Material shown:

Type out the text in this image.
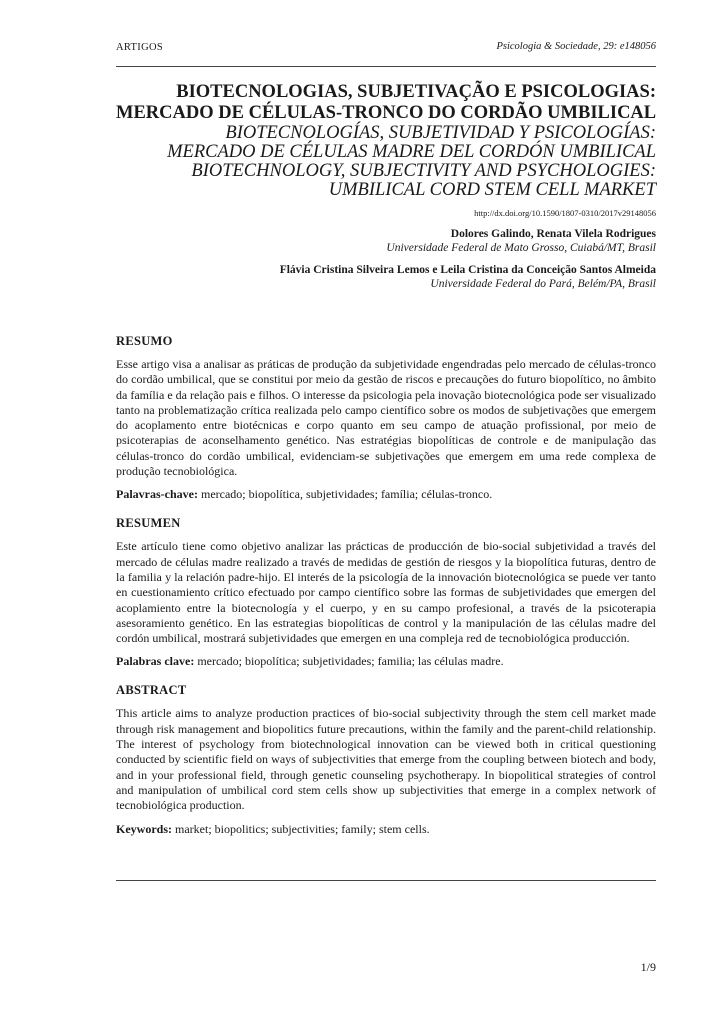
ARTIGOS	Psicologia & Sociedade, 29: e148056
BIOTECNOLOGIAS, SUBJETIVAÇÃO E PSICOLOGIAS:
MERCADO DE CÉLULAS-TRONCO DO CORDÃO UMBILICAL
BIOTECNOLOGÍAS, SUBJETIVIDAD Y PSICOLOGÍAS:
MERCADO DE CÉLULAS MADRE DEL CORDÓN UMBILICAL
BIOTECHNOLOGY, SUBJECTIVITY AND PSYCHOLOGIES:
UMBILICAL CORD STEM CELL MARKET
http://dx.doi.org/10.1590/1807-0310/2017v29148056
Dolores Galindo, Renata Vilela Rodrigues
Universidade Federal de Mato Grosso, Cuiabá/MT, Brasil
Flávia Cristina Silveira Lemos e Leila Cristina da Conceição Santos Almeida
Universidade Federal do Pará, Belém/PA, Brasil
RESUMO

Esse artigo visa a analisar as práticas de produção da subjetividade engendradas pelo mercado de células-tronco do cordão umbilical, que se constitui por meio da gestão de riscos e precauções do futuro biopolítico, no âmbito da família e da relação pais e filhos. O interesse da psicologia pela inovação biotecnológica pode ser visualizado tanto na problematização crítica realizada pelo campo científico sobre os modos de subjetivações que emergem do acoplamento entre biotécnicas e corpo quanto em seu campo de atuação profissional, por meio de psicoterapias de aconselhamento genético. Nas estratégias biopolíticas de controle e de manipulação das células-tronco do cordão umbilical, evidenciam-se subjetivações que emergem em uma rede complexa de produção tecnobiológica.

Palavras-chave: mercado; biopolítica, subjetividades; família; células-tronco.

RESUMEN

Este artículo tiene como objetivo analizar las prácticas de producción de bio-social subjetividad a través del mercado de células madre realizado a través de medidas de gestión de riesgos y la biopolítica futuras, dentro de la familia y la relación padre-hijo. El interés de la psicología de la innovación biotecnológica se puede ver tanto en cuestionamiento crítico efectuado por campo científico sobre las formas de subjetividades que emergen del acoplamiento entre la biotecnología y el cuerpo, y en su campo profesional, a través de la psicoterapia asesoramiento genético. En las estrategias biopolíticas de control y la manipulación de las células madre del cordón umbilical, mostrará subjetividades que emergen en una compleja red de tecnobiológica producción.

Palabras clave: mercado; biopolítica; subjetividades; familia; las células madre.

ABSTRACT

This article aims to analyze production practices of bio-social subjectivity through the stem cell market made through risk management and biopolitics future precautions, within the family and the parent-child relationship. The interest of psychology from biotechnological innovation can be viewed both in critical questioning conducted by scientific field on ways of subjectivities that emerge from the coupling between biotech and body, and in your professional field, through genetic counseling psychotherapy. In biopolitical strategies of control and manipulation of umbilical cord stem cells show up subjectivities that emerge in a complex network of tecnobiológica production.

Keywords: market; biopolitics; subjectivities; family; stem cells.

1/9
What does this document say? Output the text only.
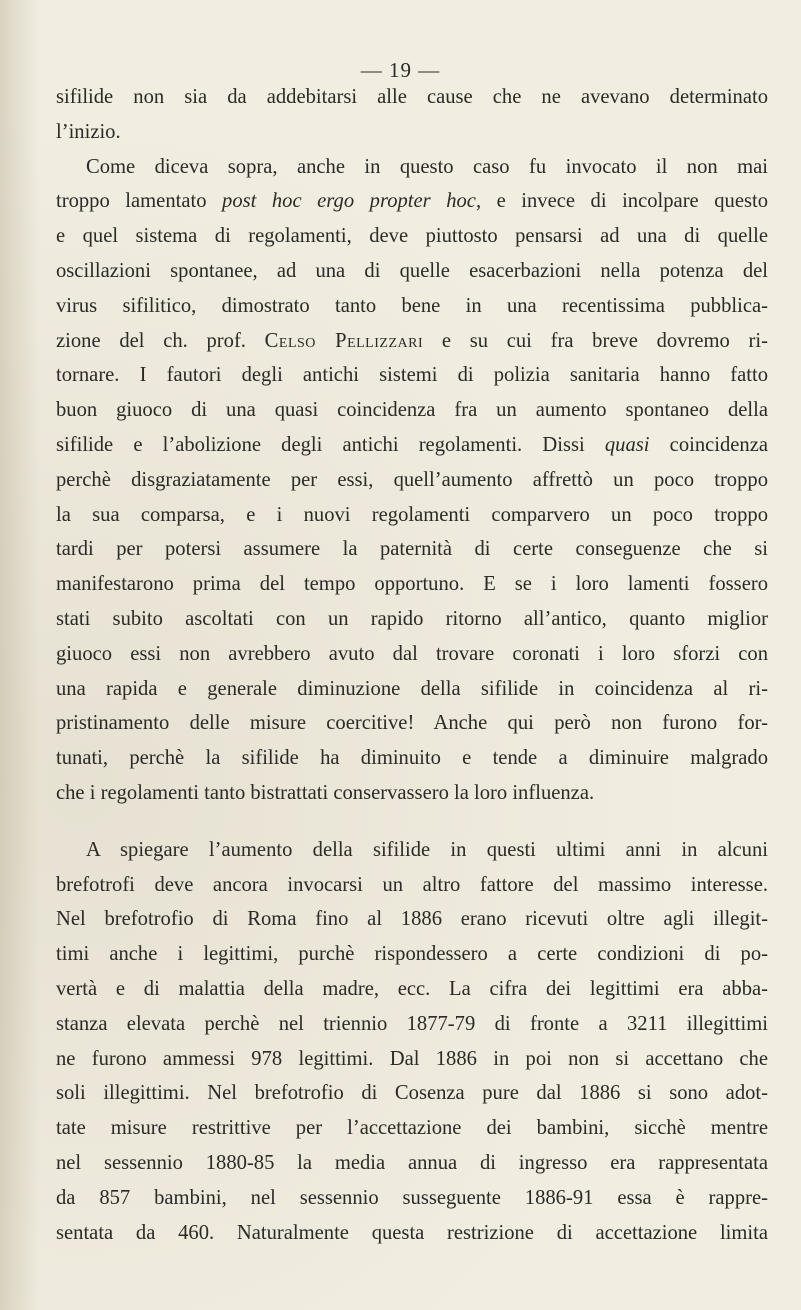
— 19 —
sifilide non sia da addebitarsi alle cause che ne avevano determinato
l’inizio.
Come diceva sopra, anche in questo caso fu invocato il non mai
troppo lamentato post hoc ergo propter hoc, e invece di incolpare questo
e quel sistema di regolamenti, deve piuttosto pensarsi ad una di quelle
oscillazioni spontanee, ad una di quelle esacerbazioni nella potenza del
virus sifilitico, dimostrato tanto bene in una recentissima pubblica-
zione del ch. prof. Celso Pellizzari e su cui fra breve dovremo ri-
tornare. I fautori degli antichi sistemi di polizia sanitaria hanno fatto
buon giuoco di una quasi coincidenza fra un aumento spontaneo della
sifilide e l’abolizione degli antichi regolamenti. Dissi quasi coincidenza
perchè disgraziatamente per essi, quell’aumento affrettò un poco troppo
la sua comparsa, e i nuovi regolamenti comparvero un poco troppo
tardi per potersi assumere la paternità di certe conseguenze che si
manifestarono prima del tempo opportuno. E se i loro lamenti fossero
stati subito ascoltati con un rapido ritorno all’antico, quanto miglior
giuoco essi non avrebbero avuto dal trovare coronati i loro sforzi con
una rapida e generale diminuzione della sifilide in coincidenza al ri-
pristinamento delle misure coercitive! Anche qui però non furono for-
tunati, perchè la sifilide ha diminuito e tende a diminuire malgrado
che i regolamenti tanto bistrattati conservassero la loro influenza.
A spiegare l’aumento della sifilide in questi ultimi anni in alcuni
brefotrofi deve ancora invocarsi un altro fattore del massimo interesse.
Nel brefotrofio di Roma fino al 1886 erano ricevuti oltre agli illegit-
timi anche i legittimi, purchè rispondessero a certe condizioni di po-
vertà e di malattia della madre, ecc. La cifra dei legittimi era abba-
stanza elevata perchè nel triennio 1877-79 di fronte a 3211 illegittimi
ne furono ammessi 978 legittimi. Dal 1886 in poi non si accettano che
soli illegittimi. Nel brefotrofio di Cosenza pure dal 1886 si sono adot-
tate misure restrittive per l’accettazione dei bambini, sicchè mentre
nel sessennio 1880-85 la media annua di ingresso era rappresentata
da 857 bambini, nel sessennio susseguente 1886-91 essa è rappre-
sentata da 460. Naturalmente questa restrizione di accettazione limita
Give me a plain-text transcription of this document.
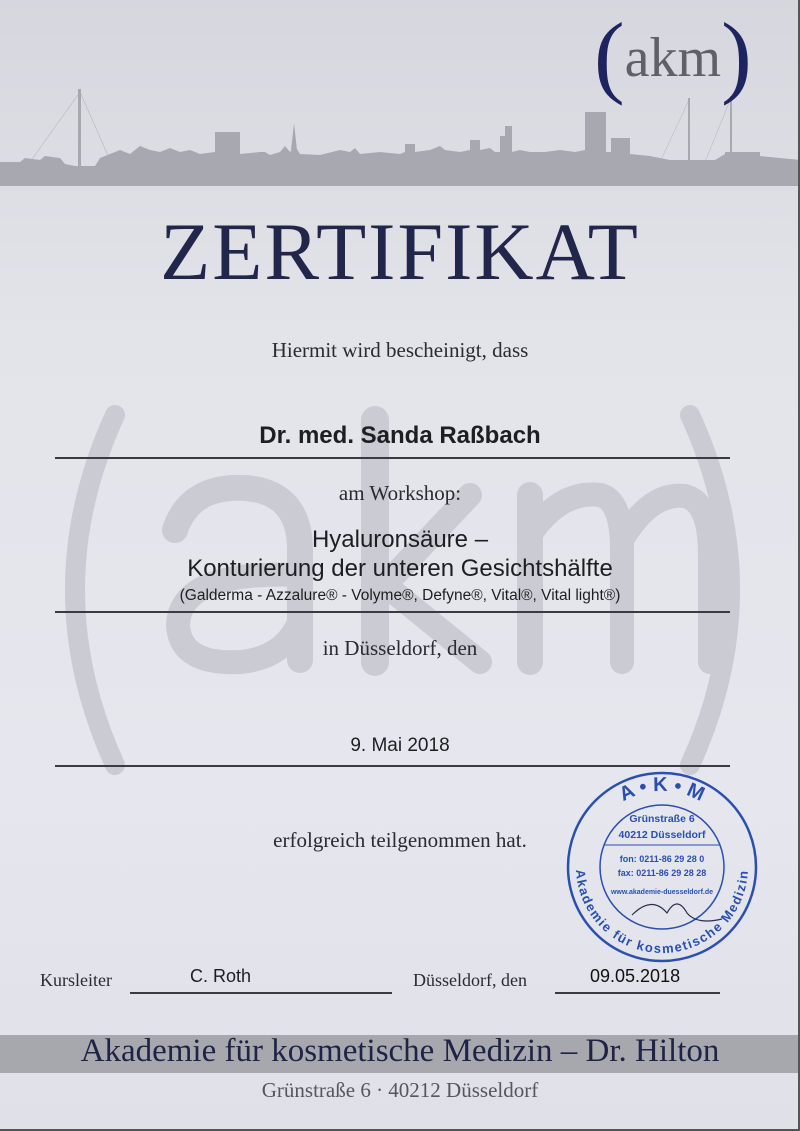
(akm)
ZERTIFIKAT
Hiermit wird bescheinigt, dass
Dr. med. Sanda Raßbach
am Workshop:
Hyaluronsäure –
Konturierung der unteren Gesichtshälfte
(Galderma - Azzalure® - Volyme®, Defyne®, Vital®, Vital light®)
in Düsseldorf, den
9. Mai 2018
erfolgreich teilgenommen hat.
A • K • M
Akademie für kosmetische Medizin
Grünstraße 6
40212 Düsseldorf
fon: 0211-86 29 28 0
fax: 0211-86 29 28 28
www.akademie-duesseldorf.de
Kursleiter	C. Roth	Düsseldorf, den	09.05.2018
Akademie für kosmetische Medizin – Dr. Hilton
Grünstraße 6 · 40212 Düsseldorf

Required action: Leave out the images and write out the listing above exactly.

Problem solution:
Type out the text in this image.
ARTIGOS	Psicologia & Sociedade, 29: e148056
BIOTECNOLOGIAS, SUBJETIVAÇÃO E PSICOLOGIAS:
MERCADO DE CÉLULAS-TRONCO DO CORDÃO UMBILICAL
BIOTECNOLOGÍAS, SUBJETIVIDAD Y PSICOLOGÍAS:
MERCADO DE CÉLULAS MADRE DEL CORDÓN UMBILICAL
BIOTECHNOLOGY, SUBJECTIVITY AND PSYCHOLOGIES:
UMBILICAL CORD STEM CELL MARKET
http://dx.doi.org/10.1590/1807-0310/2017v29148056
Dolores Galindo, Renata Vilela Rodrigues
Universidade Federal de Mato Grosso, Cuiabá/MT, Brasil
Flávia Cristina Silveira Lemos e Leila Cristina da Conceição Santos Almeida
Universidade Federal do Pará, Belém/PA, Brasil
RESUMO

Esse artigo visa a analisar as práticas de produção da subjetividade engendradas pelo mercado de células-tronco do cordão umbilical, que se constitui por meio da gestão de riscos e precauções do futuro biopolítico, no âmbito da família e da relação pais e filhos. O interesse da psicologia pela inovação biotecnológica pode ser visualizado tanto na problematização crítica realizada pelo campo científico sobre os modos de subjetivações que emergem do acoplamento entre biotécnicas e corpo quanto em seu campo de atuação profissional, por meio de psicoterapias de aconselhamento genético. Nas estratégias biopolíticas de controle e de manipulação das células-tronco do cordão umbilical, evidenciam-se subjetivações que emergem em uma rede complexa de produção tecnobiológica.

Palavras-chave: mercado; biopolítica, subjetividades; família; células-tronco.

RESUMEN

Este artículo tiene como objetivo analizar las prácticas de producción de bio-social subjetividad a través del mercado de células madre realizado a través de medidas de gestión de riesgos y la biopolítica futuras, dentro de la familia y la relación padre-hijo. El interés de la psicología de la innovación biotecnológica se puede ver tanto en cuestionamiento crítico efectuado por campo científico sobre las formas de subjetividades que emergen del acoplamiento entre la biotecnología y el cuerpo, y en su campo profesional, a través de la psicoterapia asesoramiento genético. En las estrategias biopolíticas de control y la manipulación de las células madre del cordón umbilical, mostrará subjetividades que emergen en una compleja red de tecnobiológica producción.

Palabras clave: mercado; biopolítica; subjetividades; familia; las células madre.

ABSTRACT

This article aims to analyze production practices of bio-social subjectivity through the stem cell market made through risk management and biopolitics future precautions, within the family and the parent-child relationship. The interest of psychology from biotechnological innovation can be viewed both in critical questioning conducted by scientific field on ways of subjectivities that emerge from the coupling between biotech and body, and in your professional field, through genetic counseling psychotherapy. In biopolitical strategies of control and manipulation of umbilical cord stem cells show up subjectivities that emerge in a complex network of tecnobiológica production.

Keywords: market; biopolitics; subjectivities; family; stem cells.

1/9
What does this document say? Output the text only.
— 19 —
sifilide non sia da addebitarsi alle cause che ne avevano determinato
l’inizio.
Come diceva sopra, anche in questo caso fu invocato il non mai
troppo lamentato post hoc ergo propter hoc, e invece di incolpare questo
e quel sistema di regolamenti, deve piuttosto pensarsi ad una di quelle
oscillazioni spontanee, ad una di quelle esacerbazioni nella potenza del
virus sifilitico, dimostrato tanto bene in una recentissima pubblica-
zione del ch. prof. Celso Pellizzari e su cui fra breve dovremo ri-
tornare. I fautori degli antichi sistemi di polizia sanitaria hanno fatto
buon giuoco di una quasi coincidenza fra un aumento spontaneo della
sifilide e l’abolizione degli antichi regolamenti. Dissi quasi coincidenza
perchè disgraziatamente per essi, quell’aumento affrettò un poco troppo
la sua comparsa, e i nuovi regolamenti comparvero un poco troppo
tardi per potersi assumere la paternità di certe conseguenze che si
manifestarono prima del tempo opportuno. E se i loro lamenti fossero
stati subito ascoltati con un rapido ritorno all’antico, quanto miglior
giuoco essi non avrebbero avuto dal trovare coronati i loro sforzi con
una rapida e generale diminuzione della sifilide in coincidenza al ri-
pristinamento delle misure coercitive! Anche qui però non furono for-
tunati, perchè la sifilide ha diminuito e tende a diminuire malgrado
che i regolamenti tanto bistrattati conservassero la loro influenza.
A spiegare l’aumento della sifilide in questi ultimi anni in alcuni
brefotrofi deve ancora invocarsi un altro fattore del massimo interesse.
Nel brefotrofio di Roma fino al 1886 erano ricevuti oltre agli illegit-
timi anche i legittimi, purchè rispondessero a certe condizioni di po-
vertà e di malattia della madre, ecc. La cifra dei legittimi era abba-
stanza elevata perchè nel triennio 1877-79 di fronte a 3211 illegittimi
ne furono ammessi 978 legittimi. Dal 1886 in poi non si accettano che
soli illegittimi. Nel brefotrofio di Cosenza pure dal 1886 si sono adot-
tate misure restrittive per l’accettazione dei bambini, sicchè mentre
nel sessennio 1880-85 la media annua di ingresso era rappresentata
da 857 bambini, nel sessennio susseguente 1886-91 essa è rappre-
sentata da 460. Naturalmente questa restrizione di accettazione limita
Give me a plain-text transcription of this document.
(akm)
ZERTIFIKAT
Hiermit wird bescheinigt, dass
Dr. med. Sanda Raßbach
am Workshop:
Hyaluronsäure –
Konturierung der unteren Gesichtshälfte
(Galderma - Azzalure® - Volyme®, Defyne®, Vital®, Vital light®)
in Düsseldorf, den
9. Mai 2018
erfolgreich teilgenommen hat.
A • K • M
Akademie für kosmetische Medizin
Grünstraße 6
40212 Düsseldorf
fon: 0211-86 29 28 0
fax: 0211-86 29 28 28
www.akademie-duesseldorf.de
Kursleiter	C. Roth	Düsseldorf, den	09.05.2018
Akademie für kosmetische Medizin – Dr. Hilton
Grünstraße 6 · 40212 Düsseldorf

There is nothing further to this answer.